Stored data entries:
## Start

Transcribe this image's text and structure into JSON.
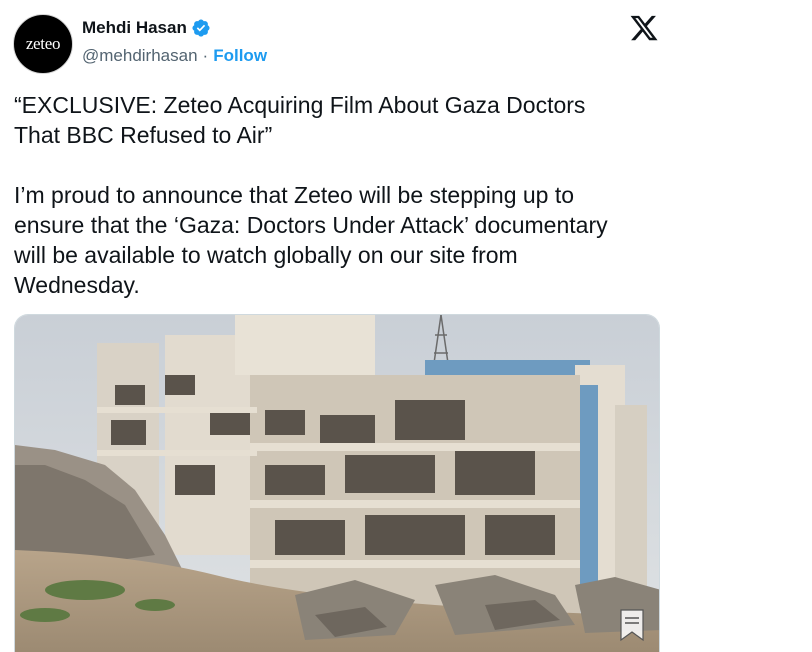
{
  "author": {
    "avatar_text": "zeteo",
    "display_name": "Mehdi Hasan",
    "handle": "@mehdirhasan",
    "separator": "·",
    "follow_label": "Follow",
    "verified": true
  },
  "tweet": {
    "text": "“EXCLUSIVE: Zeteo Acquiring Film About Gaza Doctors\nThat BBC Refused to Air”\n\nI’m proud to announce that Zeteo will be stepping up to\nensure that the ‘Gaza: Doctors Under Attack’ documentary\nwill be available to watch globally on our site from\nWednesday."
  },
  "media": {
    "description_icon": "bookmark-icon"
  },
  "colors": {
    "text_primary": "#0f1419",
    "text_secondary": "#536471",
    "accent_blue": "#1d9bf0"
  },
  "icons": {
    "verified": "verified-badge-icon",
    "platform": "x-logo-icon"
  }
}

## End

Stated problem: Write out the whole listing exactly, and drop the pictures.

Reply to the exercise:
Transcribe this image's text and structure into JSON.
{
  "author": {
    "avatar_text": "zeteo",
    "display_name": "Mehdi Hasan",
    "handle": "@mehdirhasan",
    "separator": "·",
    "follow_label": "Follow",
    "verified": true
  },
  "tweet": {
    "text": "“EXCLUSIVE: Zeteo Acquiring Film About Gaza Doctors\nThat BBC Refused to Air”\n\nI’m proud to announce that Zeteo will be stepping up to\nensure that the ‘Gaza: Doctors Under Attack’ documentary\nwill be available to watch globally on our site from\nWednesday."
  },
  "media": {
    "description_icon": "bookmark-icon"
  },
  "colors": {
    "text_primary": "#0f1419",
    "text_secondary": "#536471",
    "accent_blue": "#1d9bf0"
  },
  "icons": {
    "verified": "verified-badge-icon",
    "platform": "x-logo-icon"
  }
}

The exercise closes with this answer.